• What you will do
a) Using the article on Chile at the OTI Festival 1980, answer these questions:
(i) Where was the national final held, and who presented it?
(ii) How many songs were shortlisted for the televised final?
(iii) In what position was "Sin razón" performed at the OTI Festival, and which country's entry did it tie with?
b) According to the article on Chile at the OTI Festival 1980, why did TVN, UCTV, and UTV jointly hold a national final? Answer in one to three sentences.
c) Continue the article on Chile at the OTI Festival 1980 from its last sentence.

- Participating broadcasters: Televisión Nacional de Chile (TVN); Corporación de Televisión de la Universidad Católica de Chile (UCTV); Corporación de Televisión de la Universidad de Chile (UTV);
- Country: Chile
- Selection process: National final
- Selection date: 13 October 1980

Competing entry
- Song: "Sin razón"
- Artist: Nino García [es]
- Songwriter: Nino García

Placement
- Final result: 14th, 9 points

Participation chronology
| ◄1979 • | 1980 | • 1981► |

= Chile in the OTI Festival 1980 =

Chile was represented at the OTI Festival 1980 with the song "Sin razón", written and performed by Nino García. The Chilean participating broadcasters, Televisión Nacional de Chile (TVN), Corporación de Televisión de la Universidad Católica de Chile (UCTV), and Corporación de Televisión de la Universidad de Chile (UTV), jointly selected their entry through a televised national final. The song, that was performed in position 1, placed 14th out of 23 competing entries, tied with the entry from Portugal with 9 points.

== National stage ==
Televisión Nacional de Chile (TVN), Corporación de Televisión de la Universidad Católica de Chile (UCTV), and Corporación de Televisión de la Universidad de Chile (UTV), held a national final jointly to select their entry for the 9th edition of the OTI Festival. Seven songs were shortlisted for the televised final.

Competing entries on the national final – Chile 1980
| Song | Artist | Songwriter(s) |
|---|---|---|
| "El muchacho del tren" | Capri | Osvaldo Leiva |
| "El titiritero" | Héctor Molina | Nano Acevedo [es] |
| "Fundamental" | Carolina Tocornal | Scottie Scott [es] |
| "La canasta" | Osvaldo Díaz | Ricardo de la Fuente |
| "Marisol Giraud" | Fernando Ubiergo | Fernando Ubiergo |
| "Para este amor" | Gloria Simonetti | María Angélica Ramírez |
| "Sin razón" | Nino García [es] | Nino García |

=== National final ===
The national final was held on Monday 13 October 1980, beginning at 21:30 CLST (00:30+1 UTC), at the Municipal Theatre in Santiago, and was presented by Raúl Matas. Each of the competing performances was pre-recorded in a different location within the building. It was broadcast on TVN's Canal 7, UCTV's Canal 13, and UTV's Canal 11.

The members of the jury were: Franz Benko, José Goles, Benjamín Mackenna, Stefan Tertz, and Ítalo Passalacqua.

• Dataset content
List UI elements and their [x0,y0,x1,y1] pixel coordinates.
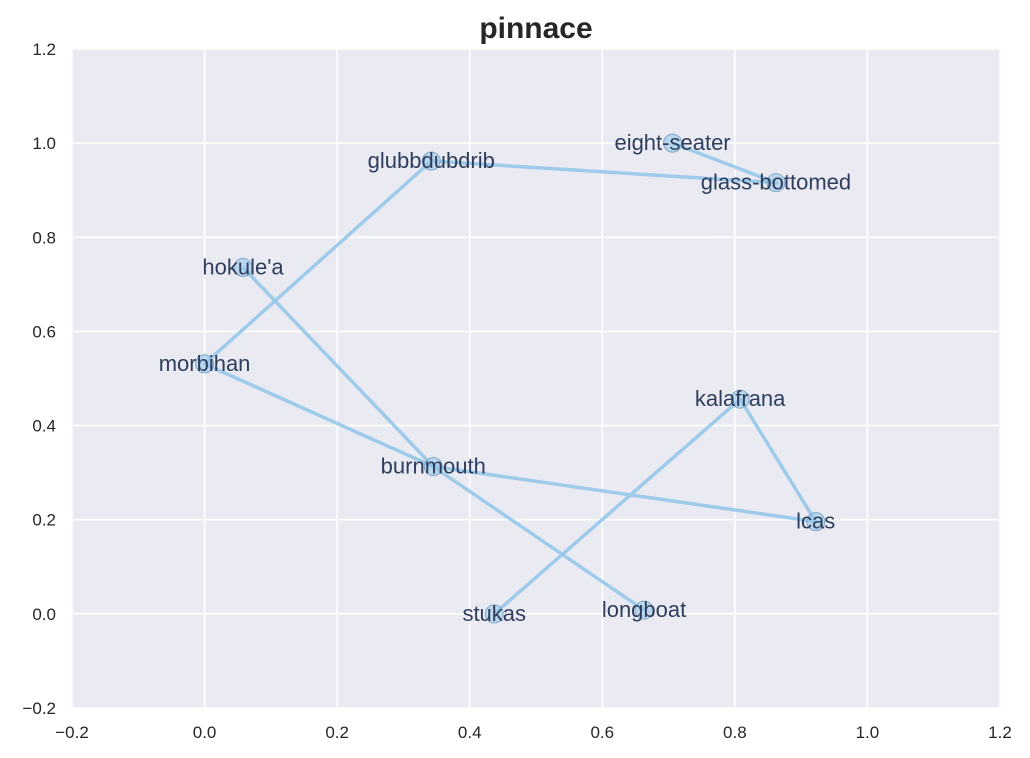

• Answers for the exercise
a)
(i) It was held at the Municipal Theatre in Santiago and presented by Raúl Matas.
(ii) Seven songs were shortlisted.
(iii) It was performed in position 1 and tied with the entry from Portugal.

b) The three broadcasters jointly held the national final to select Chile's entry for the 9th edition of the OTI Festival.

c)
The winner was "Sin razón", written and performed by Nino García. The song, that tied with 23 points with "Para este amor", written by María Angélica Ramírez and performed by Gloria Simonetti, won after the tie-breaking vote.

Result of the national final – Chile 1980
| R/O | Song | Artist | Points | Result |
|---|---|---|---|---|
| 1 | "El muchacho del tren" | Capri | 22 | 3 |
| 2 | "La canasta" | Osvaldo Díaz | 14 | 6 |
| 3 | "El titiritero" | Héctor Molina | 15 | 4 |
| 4 | "Fundamental" | Carolina Tocornal | 15 | 4 |
| 5 | "Para este amor" | Gloria Simonetti | 23 | 2 |
| 6 | "Marisol Giraud" | Fernando Ubiergo | 13 | 7 |
| 7 | "Sin razón" | Nino García [es] | 23 | 1 |

Detailed vote of the national final – Chile 1980
| R/O | Song | Benjamín Mackenna | José Goles | Stefan Tertz | Ítalo Passalacqua | Franz Benko | Total |
|---|---|---|---|---|---|---|---|
| 1 | "El muchacho del tren" | 4 | 4 | 5 | 4 | 5 | 22 |
| 2 | "La canasta" | 3 | 2 | 2 | 3 | 4 | 14 |
| 3 | "El titiritero" | 2 | 3 | 3 | 3 | 4 | 15 |
| 4 | "Fundamental" | 2 | 3 | 3 | 3 | 4 | 15 |
| 5 | "Para este amor" | 4 | 5 | 4 | 5 | 5 | 23 |
| 6 | "Marisol Giraud" | 2 | 2 | 3 | 3 | 3 | 13 |
| 7 | "Sin razón" | 4 | 5 | 5 | 4 | 5 | 23 |

== At the OTI Festival ==
On 15 November 1980, the OTI Festival was held at the Martín Coronado hall of the Teatro General San Martín in Buenos Aires, Argentina, hosted by Argentina Televisora Color, and broadcast live throughout Ibero-America. Nino García performed "Sin razón" in position 1, with Gonzalo García conducting the event's orchestra, placing 14th out of 23 competing entries, tying with the entry from Portugal with 9 points.

The festival was broadcast on TVN's Canal 7, UCTV's Canal 13, UTV's Canal 11, and Radio La Clave.

=== Voting ===
Each participating broadcaster, or group of broadcasters that jointly participated representing a country, assembled a jury who awarded 5–1 points to their five favourite songs in order of preference.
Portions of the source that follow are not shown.